### Goal
Skip all pictures, then print the remaining material exactly.

### Records provided
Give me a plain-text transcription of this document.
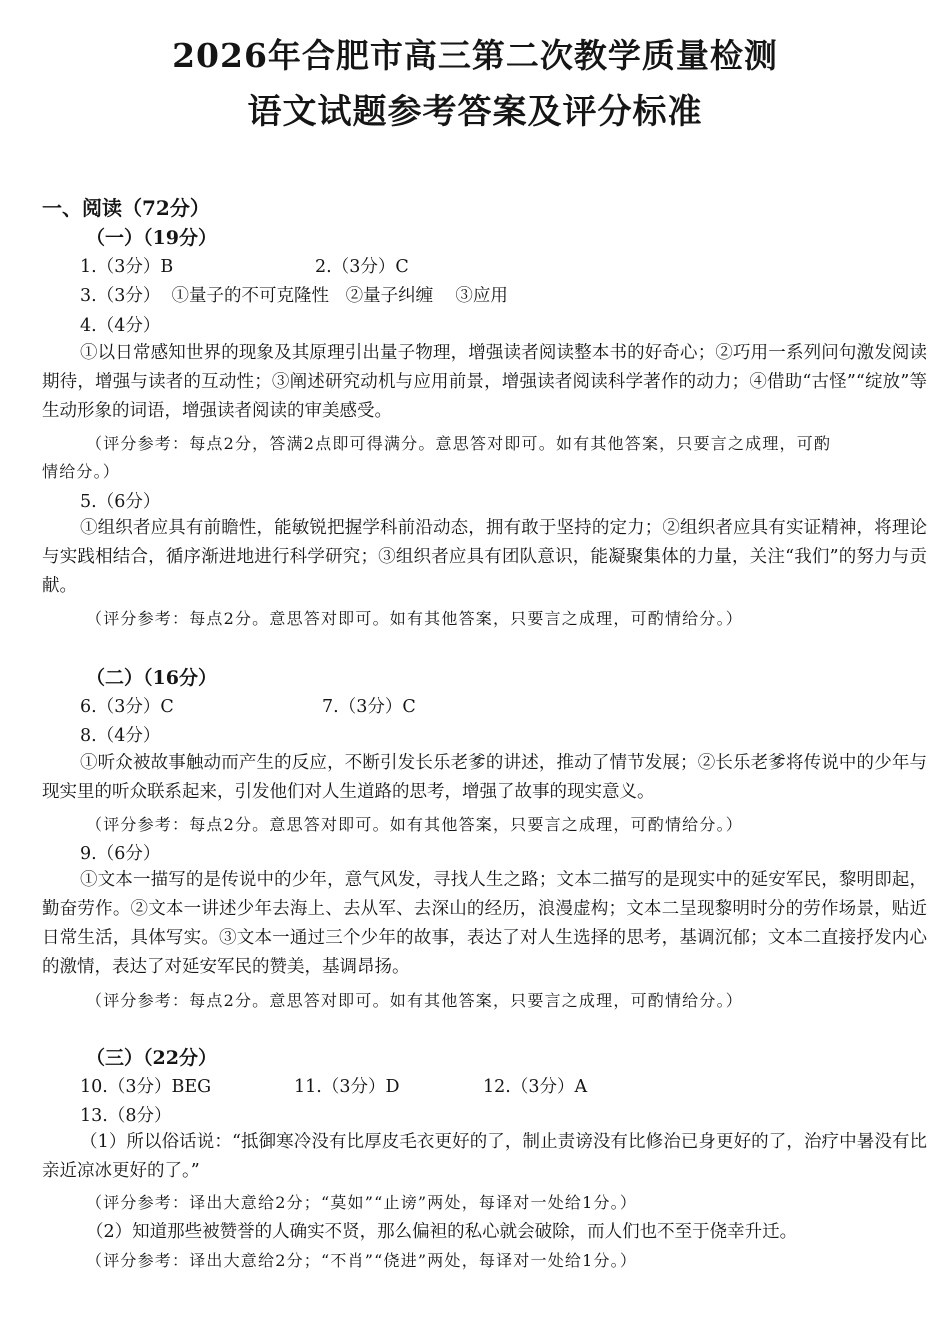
2026年合肥市高三第二次教学质量检测
语文试题参考答案及评分标准
一、阅读（72分）
（一）（19分）
1.（3分）B	2.（3分）C
3.（3分）  ①量子的不可克隆性   ②量子纠缠    ③应用
4.（4分）
①以日常感知世界的现象及其原理引出量子物理，增强读者阅读整本书的好奇心；②巧用一系列问句激发阅读期待，增强与读者的互动性；③阐述研究动机与应用前景，增强读者阅读科学著作的动力；④借助“古怪”“绽放”等生动形象的词语，增强读者阅读的审美感受。
（评分参考：每点2分，答满2点即可得满分。意思答对即可。如有其他答案，只要言之成理，可酌
情给分。）
5.（6分）
①组织者应具有前瞻性，能敏锐把握学科前沿动态，拥有敢于坚持的定力；②组织者应具有实证精神，将理论与实践相结合，循序渐进地进行科学研究；③组织者应具有团队意识，能凝聚集体的力量，关注“我们”的努力与贡献。
（评分参考：每点2分。意思答对即可。如有其他答案，只要言之成理，可酌情给分。）
（二）（16分）
6.（3分）C	7.（3分）C
8.（4分）
①听众被故事触动而产生的反应，不断引发长乐老爹的讲述，推动了情节发展；②长乐老爹将传说中的少年与现实里的听众联系起来，引发他们对人生道路的思考，增强了故事的现实意义。
（评分参考：每点2分。意思答对即可。如有其他答案，只要言之成理，可酌情给分。）
9.（6分）
①文本一描写的是传说中的少年，意气风发，寻找人生之路；文本二描写的是现实中的延安军民，黎明即起，勤奋劳作。②文本一讲述少年去海上、去从军、去深山的经历，浪漫虚构；文本二呈现黎明时分的劳作场景，贴近日常生活，具体写实。③文本一通过三个少年的故事，表达了对人生选择的思考，基调沉郁；文本二直接抒发内心的激情，表达了对延安军民的赞美，基调昂扬。
（评分参考：每点2分。意思答对即可。如有其他答案，只要言之成理，可酌情给分。）
（三）（22分）
10.（3分）BEG	11.（3分）D	12.（3分）A
13.（8分）
（1）所以俗话说：“抵御寒冷没有比厚皮毛衣更好的了，制止责谤没有比修治已身更好的了，治疗中暑没有比亲近凉冰更好的了。”
（评分参考：译出大意给2分；“莫如”“止谤”两处，每译对一处给1分。）
（2）知道那些被赞誉的人确实不贤，那么偏袒的私心就会破除，而人们也不至于侥幸升迁。
（评分参考：译出大意给2分；“不肖”“侥进”两处，每译对一处给1分。）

### Result
Give me a plain-text transcription of this document.
2026年合肥市高三第二次教学质量检测
语文试题参考答案及评分标准
一、阅读（72分）
（一）（19分）
1.（3分）B	2.（3分）C
3.（3分）  ①量子的不可克隆性   ②量子纠缠    ③应用
4.（4分）
①以日常感知世界的现象及其原理引出量子物理，增强读者阅读整本书的好奇心；②巧用一系列问句激发阅读期待，增强与读者的互动性；③阐述研究动机与应用前景，增强读者阅读科学著作的动力；④借助“古怪”“绽放”等生动形象的词语，增强读者阅读的审美感受。
（评分参考：每点2分，答满2点即可得满分。意思答对即可。如有其他答案，只要言之成理，可酌
情给分。）
5.（6分）
①组织者应具有前瞻性，能敏锐把握学科前沿动态，拥有敢于坚持的定力；②组织者应具有实证精神，将理论与实践相结合，循序渐进地进行科学研究；③组织者应具有团队意识，能凝聚集体的力量，关注“我们”的努力与贡献。
（评分参考：每点2分。意思答对即可。如有其他答案，只要言之成理，可酌情给分。）
（二）（16分）
6.（3分）C	7.（3分）C
8.（4分）
①听众被故事触动而产生的反应，不断引发长乐老爹的讲述，推动了情节发展；②长乐老爹将传说中的少年与现实里的听众联系起来，引发他们对人生道路的思考，增强了故事的现实意义。
（评分参考：每点2分。意思答对即可。如有其他答案，只要言之成理，可酌情给分。）
9.（6分）
①文本一描写的是传说中的少年，意气风发，寻找人生之路；文本二描写的是现实中的延安军民，黎明即起，勤奋劳作。②文本一讲述少年去海上、去从军、去深山的经历，浪漫虚构；文本二呈现黎明时分的劳作场景，贴近日常生活，具体写实。③文本一通过三个少年的故事，表达了对人生选择的思考，基调沉郁；文本二直接抒发内心的激情，表达了对延安军民的赞美，基调昂扬。
（评分参考：每点2分。意思答对即可。如有其他答案，只要言之成理，可酌情给分。）
（三）（22分）
10.（3分）BEG	11.（3分）D	12.（3分）A
13.（8分）
（1）所以俗话说：“抵御寒冷没有比厚皮毛衣更好的了，制止责谤没有比修治已身更好的了，治疗中暑没有比亲近凉冰更好的了。”
（评分参考：译出大意给2分；“莫如”“止谤”两处，每译对一处给1分。）
（2）知道那些被赞誉的人确实不贤，那么偏袒的私心就会破除，而人们也不至于侥幸升迁。
（评分参考：译出大意给2分；“不肖”“侥进”两处，每译对一处给1分。）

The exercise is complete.